### WHAT YOU SHOULD DO
Repeat the material below exactly, line for line.

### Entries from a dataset
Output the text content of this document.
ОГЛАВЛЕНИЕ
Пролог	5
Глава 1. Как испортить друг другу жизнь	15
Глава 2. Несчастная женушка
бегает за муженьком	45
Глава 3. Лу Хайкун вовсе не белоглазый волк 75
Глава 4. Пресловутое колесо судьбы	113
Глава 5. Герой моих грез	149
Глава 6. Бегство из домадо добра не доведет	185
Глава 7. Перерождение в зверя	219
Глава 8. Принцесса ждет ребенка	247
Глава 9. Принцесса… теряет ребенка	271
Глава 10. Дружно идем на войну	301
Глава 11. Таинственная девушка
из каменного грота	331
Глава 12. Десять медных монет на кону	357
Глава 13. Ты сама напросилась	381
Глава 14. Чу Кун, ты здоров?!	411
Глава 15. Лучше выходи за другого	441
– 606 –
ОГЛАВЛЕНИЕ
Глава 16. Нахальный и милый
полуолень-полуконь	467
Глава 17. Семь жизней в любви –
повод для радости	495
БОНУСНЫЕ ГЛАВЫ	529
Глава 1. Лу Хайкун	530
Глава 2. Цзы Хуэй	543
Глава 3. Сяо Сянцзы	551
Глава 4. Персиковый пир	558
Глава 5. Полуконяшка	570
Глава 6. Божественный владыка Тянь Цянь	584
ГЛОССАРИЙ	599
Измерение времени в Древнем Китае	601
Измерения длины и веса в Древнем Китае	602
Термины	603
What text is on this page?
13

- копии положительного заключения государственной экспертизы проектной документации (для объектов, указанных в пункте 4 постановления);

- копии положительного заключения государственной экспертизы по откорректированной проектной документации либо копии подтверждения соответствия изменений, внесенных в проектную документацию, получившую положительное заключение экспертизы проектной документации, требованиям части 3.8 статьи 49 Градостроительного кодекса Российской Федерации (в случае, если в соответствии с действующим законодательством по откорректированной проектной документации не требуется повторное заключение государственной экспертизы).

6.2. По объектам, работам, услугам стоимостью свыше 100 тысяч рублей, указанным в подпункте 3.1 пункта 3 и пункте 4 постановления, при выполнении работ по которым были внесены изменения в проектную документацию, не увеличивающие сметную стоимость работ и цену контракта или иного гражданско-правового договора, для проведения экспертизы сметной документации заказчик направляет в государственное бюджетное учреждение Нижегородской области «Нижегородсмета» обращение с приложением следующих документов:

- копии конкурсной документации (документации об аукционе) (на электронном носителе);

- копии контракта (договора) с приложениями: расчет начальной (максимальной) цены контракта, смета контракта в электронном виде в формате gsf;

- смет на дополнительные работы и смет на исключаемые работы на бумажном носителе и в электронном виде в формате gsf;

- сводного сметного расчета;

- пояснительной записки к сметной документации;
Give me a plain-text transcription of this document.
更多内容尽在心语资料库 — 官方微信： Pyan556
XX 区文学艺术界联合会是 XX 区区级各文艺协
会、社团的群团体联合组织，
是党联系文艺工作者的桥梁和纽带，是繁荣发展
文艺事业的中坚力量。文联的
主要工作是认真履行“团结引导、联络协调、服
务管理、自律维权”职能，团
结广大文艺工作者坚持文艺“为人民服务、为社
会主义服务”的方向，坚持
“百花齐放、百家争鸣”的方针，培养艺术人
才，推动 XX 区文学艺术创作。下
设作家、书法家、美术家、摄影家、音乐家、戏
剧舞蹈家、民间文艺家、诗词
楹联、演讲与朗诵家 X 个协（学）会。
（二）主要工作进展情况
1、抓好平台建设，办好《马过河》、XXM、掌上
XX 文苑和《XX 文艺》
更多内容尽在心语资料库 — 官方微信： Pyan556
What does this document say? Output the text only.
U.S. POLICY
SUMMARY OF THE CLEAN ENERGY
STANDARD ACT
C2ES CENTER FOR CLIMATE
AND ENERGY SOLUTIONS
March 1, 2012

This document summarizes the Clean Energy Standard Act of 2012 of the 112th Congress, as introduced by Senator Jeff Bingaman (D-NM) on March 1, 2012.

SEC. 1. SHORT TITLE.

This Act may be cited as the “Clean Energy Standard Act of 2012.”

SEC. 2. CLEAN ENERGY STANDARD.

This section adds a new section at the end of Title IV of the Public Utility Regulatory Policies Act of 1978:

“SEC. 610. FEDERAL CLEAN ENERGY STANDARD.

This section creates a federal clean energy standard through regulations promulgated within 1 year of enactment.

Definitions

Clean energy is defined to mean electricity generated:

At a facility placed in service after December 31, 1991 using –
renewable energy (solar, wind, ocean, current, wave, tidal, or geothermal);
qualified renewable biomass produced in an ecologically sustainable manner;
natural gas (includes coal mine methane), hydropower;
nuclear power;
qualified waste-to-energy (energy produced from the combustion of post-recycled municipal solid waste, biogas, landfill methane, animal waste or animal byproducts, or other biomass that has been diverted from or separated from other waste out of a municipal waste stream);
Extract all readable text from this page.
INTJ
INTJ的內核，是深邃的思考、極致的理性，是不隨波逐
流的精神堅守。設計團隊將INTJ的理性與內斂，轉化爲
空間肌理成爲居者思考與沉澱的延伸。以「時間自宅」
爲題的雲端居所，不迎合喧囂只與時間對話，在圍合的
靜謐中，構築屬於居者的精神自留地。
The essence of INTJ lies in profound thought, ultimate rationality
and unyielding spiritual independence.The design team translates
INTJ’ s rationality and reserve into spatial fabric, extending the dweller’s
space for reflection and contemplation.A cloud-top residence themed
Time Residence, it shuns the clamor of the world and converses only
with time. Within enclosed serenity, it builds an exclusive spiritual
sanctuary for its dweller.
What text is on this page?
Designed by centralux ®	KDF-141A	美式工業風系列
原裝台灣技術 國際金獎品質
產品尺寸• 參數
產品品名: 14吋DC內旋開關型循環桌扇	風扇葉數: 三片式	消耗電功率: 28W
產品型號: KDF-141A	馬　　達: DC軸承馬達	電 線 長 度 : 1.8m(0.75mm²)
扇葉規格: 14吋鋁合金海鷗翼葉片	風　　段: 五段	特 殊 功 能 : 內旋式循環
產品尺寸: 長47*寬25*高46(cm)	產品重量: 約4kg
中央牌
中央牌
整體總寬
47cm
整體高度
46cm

### THE RESPONSE
Output the text content of this document.
ОГЛАВЛЕНИЕ
Пролог	5
Глава 1. Как испортить друг другу жизнь	15
Глава 2. Несчастная женушка
бегает за муженьком	45
Глава 3. Лу Хайкун вовсе не белоглазый волк 75
Глава 4. Пресловутое колесо судьбы	113
Глава 5. Герой моих грез	149
Глава 6. Бегство из домадо добра не доведет	185
Глава 7. Перерождение в зверя	219
Глава 8. Принцесса ждет ребенка	247
Глава 9. Принцесса… теряет ребенка	271
Глава 10. Дружно идем на войну	301
Глава 11. Таинственная девушка
из каменного грота	331
Глава 12. Десять медных монет на кону	357
Глава 13. Ты сама напросилась	381
Глава 14. Чу Кун, ты здоров?!	411
Глава 15. Лучше выходи за другого	441
– 606 –
ОГЛАВЛЕНИЕ
Глава 16. Нахальный и милый
полуолень-полуконь	467
Глава 17. Семь жизней в любви –
повод для радости	495
БОНУСНЫЕ ГЛАВЫ	529
Глава 1. Лу Хайкун	530
Глава 2. Цзы Хуэй	543
Глава 3. Сяо Сянцзы	551
Глава 4. Персиковый пир	558
Глава 5. Полуконяшка	570
Глава 6. Божественный владыка Тянь Цянь	584
ГЛОССАРИЙ	599
Измерение времени в Древнем Китае	601
Измерения длины и веса в Древнем Китае	602
Термины	603
What text is on this page?
13

- копии положительного заключения государственной экспертизы проектной документации (для объектов, указанных в пункте 4 постановления);

- копии положительного заключения государственной экспертизы по откорректированной проектной документации либо копии подтверждения соответствия изменений, внесенных в проектную документацию, получившую положительное заключение экспертизы проектной документации, требованиям части 3.8 статьи 49 Градостроительного кодекса Российской Федерации (в случае, если в соответствии с действующим законодательством по откорректированной проектной документации не требуется повторное заключение государственной экспертизы).

6.2. По объектам, работам, услугам стоимостью свыше 100 тысяч рублей, указанным в подпункте 3.1 пункта 3 и пункте 4 постановления, при выполнении работ по которым были внесены изменения в проектную документацию, не увеличивающие сметную стоимость работ и цену контракта или иного гражданско-правового договора, для проведения экспертизы сметной документации заказчик направляет в государственное бюджетное учреждение Нижегородской области «Нижегородсмета» обращение с приложением следующих документов:

- копии конкурсной документации (документации об аукционе) (на электронном носителе);

- копии контракта (договора) с приложениями: расчет начальной (максимальной) цены контракта, смета контракта в электронном виде в формате gsf;

- смет на дополнительные работы и смет на исключаемые работы на бумажном носителе и в электронном виде в формате gsf;

- сводного сметного расчета;

- пояснительной записки к сметной документации;
Give me a plain-text transcription of this document.
更多内容尽在心语资料库 — 官方微信： Pyan556
XX 区文学艺术界联合会是 XX 区区级各文艺协
会、社团的群团体联合组织，
是党联系文艺工作者的桥梁和纽带，是繁荣发展
文艺事业的中坚力量。文联的
主要工作是认真履行“团结引导、联络协调、服
务管理、自律维权”职能，团
结广大文艺工作者坚持文艺“为人民服务、为社
会主义服务”的方向，坚持
“百花齐放、百家争鸣”的方针，培养艺术人
才，推动 XX 区文学艺术创作。下
设作家、书法家、美术家、摄影家、音乐家、戏
剧舞蹈家、民间文艺家、诗词
楹联、演讲与朗诵家 X 个协（学）会。
（二）主要工作进展情况
1、抓好平台建设，办好《马过河》、XXM、掌上
XX 文苑和《XX 文艺》
更多内容尽在心语资料库 — 官方微信： Pyan556
What does this document say? Output the text only.
U.S. POLICY
SUMMARY OF THE CLEAN ENERGY
STANDARD ACT
C2ES CENTER FOR CLIMATE
AND ENERGY SOLUTIONS
March 1, 2012

This document summarizes the Clean Energy Standard Act of 2012 of the 112th Congress, as introduced by Senator Jeff Bingaman (D-NM) on March 1, 2012.

SEC. 1. SHORT TITLE.

This Act may be cited as the “Clean Energy Standard Act of 2012.”

SEC. 2. CLEAN ENERGY STANDARD.

This section adds a new section at the end of Title IV of the Public Utility Regulatory Policies Act of 1978:

“SEC. 610. FEDERAL CLEAN ENERGY STANDARD.

This section creates a federal clean energy standard through regulations promulgated within 1 year of enactment.

Definitions

Clean energy is defined to mean electricity generated:

At a facility placed in service after December 31, 1991 using –
renewable energy (solar, wind, ocean, current, wave, tidal, or geothermal);
qualified renewable biomass produced in an ecologically sustainable manner;
natural gas (includes coal mine methane), hydropower;
nuclear power;
qualified waste-to-energy (energy produced from the combustion of post-recycled municipal solid waste, biogas, landfill methane, animal waste or animal byproducts, or other biomass that has been diverted from or separated from other waste out of a municipal waste stream);
Extract all readable text from this page.
INTJ
INTJ的內核，是深邃的思考、極致的理性，是不隨波逐
流的精神堅守。設計團隊將INTJ的理性與內斂，轉化爲
空間肌理成爲居者思考與沉澱的延伸。以「時間自宅」
爲題的雲端居所，不迎合喧囂只與時間對話，在圍合的
靜謐中，構築屬於居者的精神自留地。
The essence of INTJ lies in profound thought, ultimate rationality
and unyielding spiritual independence.The design team translates
INTJ’ s rationality and reserve into spatial fabric, extending the dweller’s
space for reflection and contemplation.A cloud-top residence themed
Time Residence, it shuns the clamor of the world and converses only
with time. Within enclosed serenity, it builds an exclusive spiritual
sanctuary for its dweller.
What text is on this page?
Designed by centralux ®	KDF-141A	美式工業風系列
原裝台灣技術 國際金獎品質
產品尺寸• 參數
產品品名: 14吋DC內旋開關型循環桌扇	風扇葉數: 三片式	消耗電功率: 28W
產品型號: KDF-141A	馬　　達: DC軸承馬達	電 線 長 度 : 1.8m(0.75mm²)
扇葉規格: 14吋鋁合金海鷗翼葉片	風　　段: 五段	特 殊 功 能 : 內旋式循環
產品尺寸: 長47*寬25*高46(cm)	產品重量: 約4kg
中央牌
中央牌
整體總寬
47cm
整體高度
46cm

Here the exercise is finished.